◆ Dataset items

◆ ◆ ◆ ◆ ◆ ◆ ◆

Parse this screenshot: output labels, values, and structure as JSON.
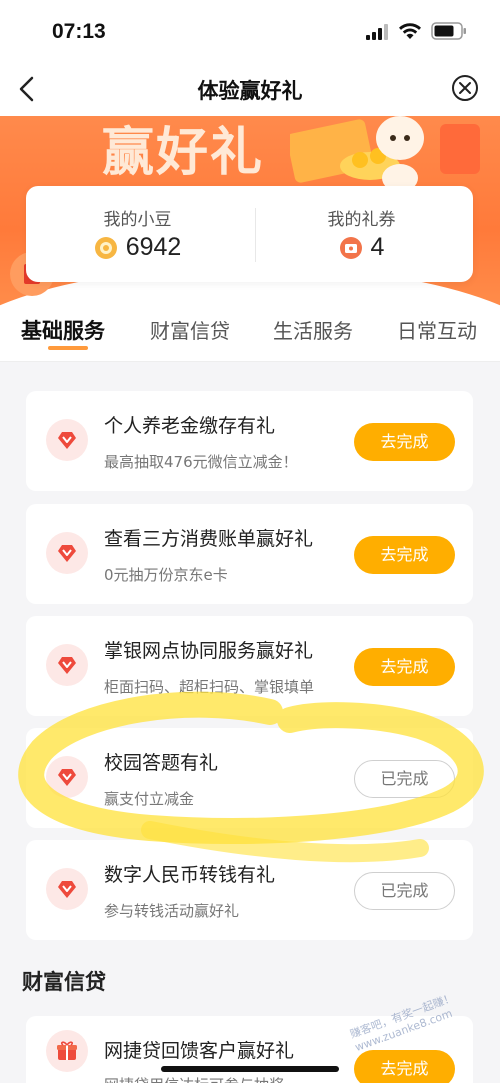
{
  "status_bar": {
    "time": "07:13"
  },
  "nav": {
    "title": "体验赢好礼"
  },
  "banner": {
    "heading": "赢好礼"
  },
  "stats": [
    {
      "label": "我的小豆",
      "value": "6942",
      "icon": "coin-icon"
    },
    {
      "label": "我的礼券",
      "value": "4",
      "icon": "coupon-icon"
    }
  ],
  "tabs": [
    {
      "label": "基础服务",
      "active": true
    },
    {
      "label": "财富信贷",
      "active": false
    },
    {
      "label": "生活服务",
      "active": false
    },
    {
      "label": "日常互动",
      "active": false
    }
  ],
  "tasks": [
    {
      "title": "个人养老金缴存有礼",
      "subtitle": "最高抽取476元微信立减金！",
      "button": "去完成",
      "completed": false
    },
    {
      "title": "查看三方消费账单赢好礼",
      "subtitle": "0元抽万份京东e卡",
      "button": "去完成",
      "completed": false
    },
    {
      "title": "掌银网点协同服务赢好礼",
      "subtitle": "柜面扫码、超柜扫码、掌银填单",
      "button": "去完成",
      "completed": false
    },
    {
      "title": "校园答题有礼",
      "subtitle": "赢支付立减金",
      "button": "已完成",
      "completed": true
    },
    {
      "title": "数字人民币转钱有礼",
      "subtitle": "参与转钱活动赢好礼",
      "button": "已完成",
      "completed": true
    }
  ],
  "section2": {
    "title": "财富信贷",
    "tasks": [
      {
        "title": "网捷贷回馈客户赢好礼",
        "subtitle": "网捷贷用信达标可参与抽奖",
        "button": "去完成",
        "completed": false
      }
    ]
  },
  "watermark": "赚客吧，有奖一起赚！ www.zuanke8.com",
  "colors": {
    "accent_orange": "#ffae00",
    "banner_orange": "#ff7a3a",
    "tab_indicator": "#ff9a3c",
    "highlight_yellow": "#ffe13a"
  }
}
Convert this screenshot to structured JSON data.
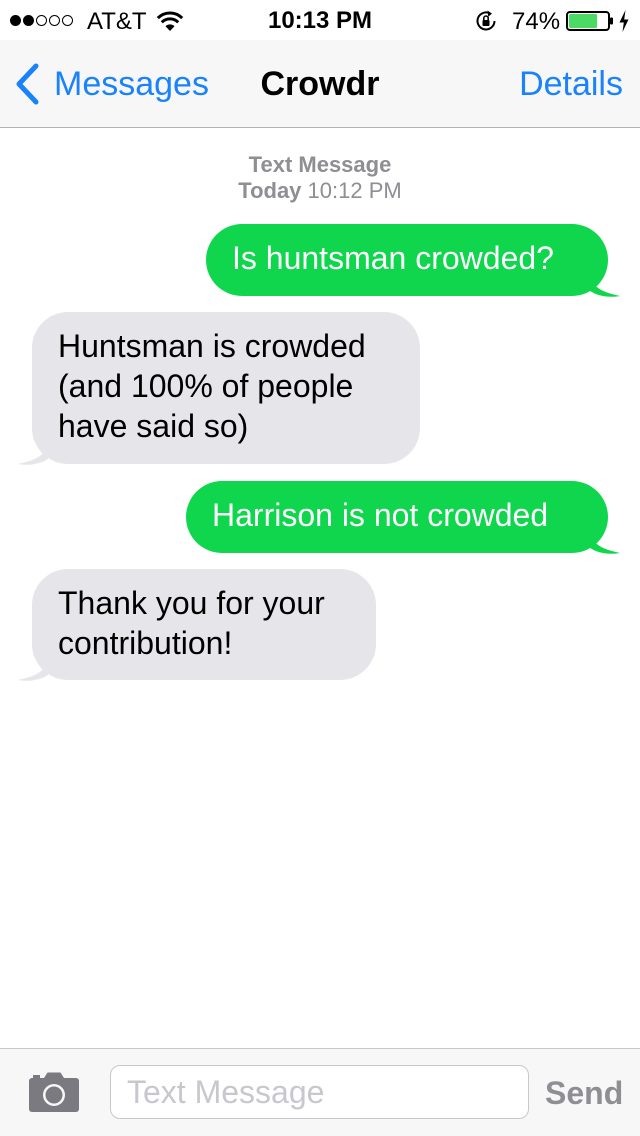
{
  "status_bar": {
    "signal_bars_filled": 2,
    "signal_bars_total": 5,
    "carrier": "AT&T",
    "time": "10:13 PM",
    "battery_percent": "74%",
    "battery_level": 0.74,
    "charging": true,
    "icons": [
      "signal-dots",
      "wifi-icon",
      "rotation-lock-icon",
      "battery-icon",
      "charging-icon"
    ]
  },
  "nav": {
    "back_label": "Messages",
    "title": "Crowdr",
    "details_label": "Details",
    "back_icon": "chevron-left-icon"
  },
  "conversation": {
    "service_label": "Text Message",
    "day": "Today",
    "time": "10:12 PM",
    "messages": [
      {
        "direction": "sent",
        "text": "Is huntsman crowded?"
      },
      {
        "direction": "received",
        "text": "Huntsman is crowded (and 100% of people have said so)"
      },
      {
        "direction": "sent",
        "text": "Harrison is not crowded"
      },
      {
        "direction": "received",
        "text": "Thank you for your contribution!"
      }
    ]
  },
  "input_bar": {
    "camera_icon": "camera-icon",
    "placeholder": "Text Message",
    "value": "",
    "send_label": "Send"
  },
  "colors": {
    "accent_blue": "#1a82fb",
    "sent_bubble": "#0fd64d",
    "received_bubble": "#e5e5ea",
    "battery_fill": "#4cd964",
    "secondary_text": "#8e8e93"
  }
}
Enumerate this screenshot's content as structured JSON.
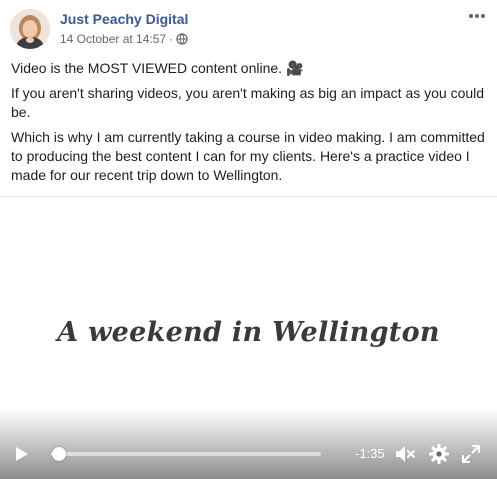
{
  "post": {
    "page_name": "Just Peachy Digital",
    "timestamp": "14 October at 14:57",
    "separator": "·",
    "privacy_icon": "globe-icon",
    "more_icon": "more-options-icon",
    "paragraphs": [
      "Video is the MOST VIEWED content online. 🎥",
      "If you aren't sharing videos, you aren't making as big an impact as you could be.",
      "Which is why I am currently taking a course in video making. I am committed to producing the best content I can for my clients. Here's a practice video I made for our recent trip down to Wellington."
    ]
  },
  "video": {
    "title_card": "A weekend in Wellington",
    "progress": 0.02,
    "time_remaining": "-1:35",
    "icons": [
      "play-icon",
      "volume-muted-icon",
      "settings-gear-icon",
      "fullscreen-icon"
    ]
  },
  "colors": {
    "page_name": "#385898",
    "meta_text": "#606770",
    "body_text": "#1c1e21"
  }
}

◆ ◆ ◆ ◆ ◆ ◆ ◆

◆ Requirements
Output the records above exactly; leave out the pictures.

◆ Result of the exercise
Parse this screenshot: output labels, values, and structure as JSON.
{
  "status_bar": {
    "time": "07:13"
  },
  "nav": {
    "title": "体验赢好礼"
  },
  "banner": {
    "heading": "赢好礼"
  },
  "stats": [
    {
      "label": "我的小豆",
      "value": "6942",
      "icon": "coin-icon"
    },
    {
      "label": "我的礼券",
      "value": "4",
      "icon": "coupon-icon"
    }
  ],
  "tabs": [
    {
      "label": "基础服务",
      "active": true
    },
    {
      "label": "财富信贷",
      "active": false
    },
    {
      "label": "生活服务",
      "active": false
    },
    {
      "label": "日常互动",
      "active": false
    }
  ],
  "tasks": [
    {
      "title": "个人养老金缴存有礼",
      "subtitle": "最高抽取476元微信立减金！",
      "button": "去完成",
      "completed": false
    },
    {
      "title": "查看三方消费账单赢好礼",
      "subtitle": "0元抽万份京东e卡",
      "button": "去完成",
      "completed": false
    },
    {
      "title": "掌银网点协同服务赢好礼",
      "subtitle": "柜面扫码、超柜扫码、掌银填单",
      "button": "去完成",
      "completed": false
    },
    {
      "title": "校园答题有礼",
      "subtitle": "赢支付立减金",
      "button": "已完成",
      "completed": true
    },
    {
      "title": "数字人民币转钱有礼",
      "subtitle": "参与转钱活动赢好礼",
      "button": "已完成",
      "completed": true
    }
  ],
  "section2": {
    "title": "财富信贷",
    "tasks": [
      {
        "title": "网捷贷回馈客户赢好礼",
        "subtitle": "网捷贷用信达标可参与抽奖",
        "button": "去完成",
        "completed": false
      }
    ]
  },
  "watermark": "赚客吧，有奖一起赚！ www.zuanke8.com",
  "colors": {
    "accent_orange": "#ffae00",
    "banner_orange": "#ff7a3a",
    "tab_indicator": "#ff9a3c",
    "highlight_yellow": "#ffe13a"
  }
}
Convert this screenshot to structured JSON data.
{
  "status_bar": {
    "signal_bars_filled": 2,
    "signal_bars_total": 5,
    "carrier": "AT&T",
    "time": "10:13 PM",
    "battery_percent": "74%",
    "battery_level": 0.74,
    "charging": true,
    "icons": [
      "signal-dots",
      "wifi-icon",
      "rotation-lock-icon",
      "battery-icon",
      "charging-icon"
    ]
  },
  "nav": {
    "back_label": "Messages",
    "title": "Crowdr",
    "details_label": "Details",
    "back_icon": "chevron-left-icon"
  },
  "conversation": {
    "service_label": "Text Message",
    "day": "Today",
    "time": "10:12 PM",
    "messages": [
      {
        "direction": "sent",
        "text": "Is huntsman crowded?"
      },
      {
        "direction": "received",
        "text": "Huntsman is crowded (and 100% of people have said so)"
      },
      {
        "direction": "sent",
        "text": "Harrison is not crowded"
      },
      {
        "direction": "received",
        "text": "Thank you for your contribution!"
      }
    ]
  },
  "input_bar": {
    "camera_icon": "camera-icon",
    "placeholder": "Text Message",
    "value": "",
    "send_label": "Send"
  },
  "colors": {
    "accent_blue": "#1a82fb",
    "sent_bubble": "#0fd64d",
    "received_bubble": "#e5e5ea",
    "battery_fill": "#4cd964",
    "secondary_text": "#8e8e93"
  }
}
Enumerate this screenshot's content as structured JSON.
{
  "post": {
    "page_name": "Just Peachy Digital",
    "timestamp": "14 October at 14:57",
    "separator": "·",
    "privacy_icon": "globe-icon",
    "more_icon": "more-options-icon",
    "paragraphs": [
      "Video is the MOST VIEWED content online. 🎥",
      "If you aren't sharing videos, you aren't making as big an impact as you could be.",
      "Which is why I am currently taking a course in video making. I am committed to producing the best content I can for my clients. Here's a practice video I made for our recent trip down to Wellington."
    ]
  },
  "video": {
    "title_card": "A weekend in Wellington",
    "progress": 0.02,
    "time_remaining": "-1:35",
    "icons": [
      "play-icon",
      "volume-muted-icon",
      "settings-gear-icon",
      "fullscreen-icon"
    ]
  },
  "colors": {
    "page_name": "#385898",
    "meta_text": "#606770",
    "body_text": "#1c1e21"
  }
}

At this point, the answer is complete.